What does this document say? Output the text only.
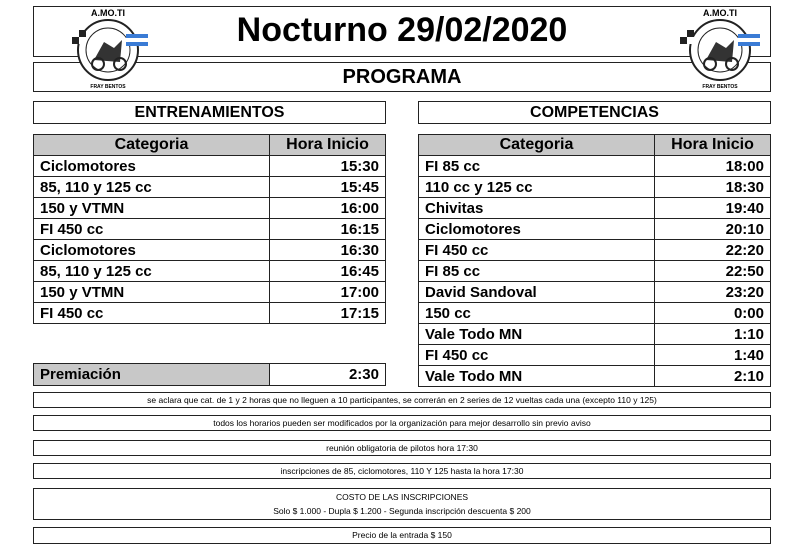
Nocturno 29/02/2020
PROGRAMA
A.MO.TI
FRAY BENTOS
A.MO.TI
FRAY BENTOS
ENTRENAMIENTOS	COMPETENCIAS
Categoria	Hora Inicio
Ciclomotores	15:30
85, 110 y 125 cc	15:45
150 y VTMN	16:00
FI 450 cc	16:15
Ciclomotores	16:30
85, 110 y 125 cc	16:45
150 y VTMN	17:00
FI 450 cc	17:15
Premiación	2:30
Categoria	Hora Inicio
FI 85 cc	18:00
110 cc y 125 cc	18:30
Chivitas	19:40
Ciclomotores	20:10
FI 450 cc	22:20
FI 85 cc	22:50
David Sandoval	23:20
150 cc	0:00
Vale Todo MN	1:10
FI 450 cc	1:40
Vale Todo MN	2:10
se aclara que cat. de 1 y 2 horas que no lleguen a 10 participantes, se correrán en 2 series de 12 vueltas cada una (excepto 110 y 125)
todos los horarios pueden ser modificados por la organización para mejor desarrollo sin previo aviso
reunión obligatoria de pilotos hora 17:30
inscripciones de 85, ciclomotores, 110 Y 125 hasta la hora 17:30
COSTO DE LAS INSCRIPCIONES
Solo $ 1.000 - Dupla $ 1.200 - Segunda inscripción descuenta $ 200
Precio de la entrada $ 150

# # # # #

Given instruction
Transcribe the listing in full and omit the pictures.

Answer in full
What does this document say? Output the text only.
Nocturno 29/02/2020
PROGRAMA
A.MO.TI
FRAY BENTOS
A.MO.TI
FRAY BENTOS
ENTRENAMIENTOS	COMPETENCIAS
Categoria	Hora Inicio
Ciclomotores	15:30
85, 110 y 125 cc	15:45
150 y VTMN	16:00
FI 450 cc	16:15
Ciclomotores	16:30
85, 110 y 125 cc	16:45
150 y VTMN	17:00
FI 450 cc	17:15
Premiación	2:30
Categoria	Hora Inicio
FI 85 cc	18:00
110 cc y 125 cc	18:30
Chivitas	19:40
Ciclomotores	20:10
FI 450 cc	22:20
FI 85 cc	22:50
David Sandoval	23:20
150 cc	0:00
Vale Todo MN	1:10
FI 450 cc	1:40
Vale Todo MN	2:10
se aclara que cat. de 1 y 2 horas que no lleguen a 10 participantes, se correrán en 2 series de 12 vueltas cada una (excepto 110 y 125)
todos los horarios pueden ser modificados por la organización para mejor desarrollo sin previo aviso
reunión obligatoria de pilotos hora 17:30
inscripciones de 85, ciclomotores, 110 Y 125 hasta la hora 17:30
COSTO DE LAS INSCRIPCIONES
Solo $ 1.000 - Dupla $ 1.200 - Segunda inscripción descuenta $ 200
Precio de la entrada $ 150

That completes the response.